Dataset entries:
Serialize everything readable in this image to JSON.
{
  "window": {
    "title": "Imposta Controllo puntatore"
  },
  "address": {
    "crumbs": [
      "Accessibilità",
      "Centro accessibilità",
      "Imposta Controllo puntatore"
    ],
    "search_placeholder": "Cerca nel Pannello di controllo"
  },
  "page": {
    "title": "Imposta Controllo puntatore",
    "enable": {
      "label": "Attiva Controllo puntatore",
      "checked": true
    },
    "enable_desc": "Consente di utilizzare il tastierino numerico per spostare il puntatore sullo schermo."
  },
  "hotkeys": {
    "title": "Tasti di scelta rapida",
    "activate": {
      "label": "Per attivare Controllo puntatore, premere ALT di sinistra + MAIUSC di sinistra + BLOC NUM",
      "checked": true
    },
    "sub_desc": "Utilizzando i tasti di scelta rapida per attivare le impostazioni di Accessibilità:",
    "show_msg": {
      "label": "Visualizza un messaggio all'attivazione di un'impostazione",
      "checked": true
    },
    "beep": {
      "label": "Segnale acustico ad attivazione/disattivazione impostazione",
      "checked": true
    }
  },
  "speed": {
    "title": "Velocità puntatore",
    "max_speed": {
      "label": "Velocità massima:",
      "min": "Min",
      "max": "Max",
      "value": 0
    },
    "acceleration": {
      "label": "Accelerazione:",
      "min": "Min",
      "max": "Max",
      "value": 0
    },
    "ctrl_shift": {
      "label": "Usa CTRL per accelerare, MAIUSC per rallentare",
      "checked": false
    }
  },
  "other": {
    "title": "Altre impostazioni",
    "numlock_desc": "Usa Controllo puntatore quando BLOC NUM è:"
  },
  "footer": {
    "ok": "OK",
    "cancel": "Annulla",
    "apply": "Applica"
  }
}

Given problem -> Scan the records for the string "attivazione". Copy each line in which it appears.

Complete response ->
      "label": "Visualizza un messaggio all'attivazione di un'impostazione",
      "label": "Segnale acustico ad attivazione/disattivazione impostazione",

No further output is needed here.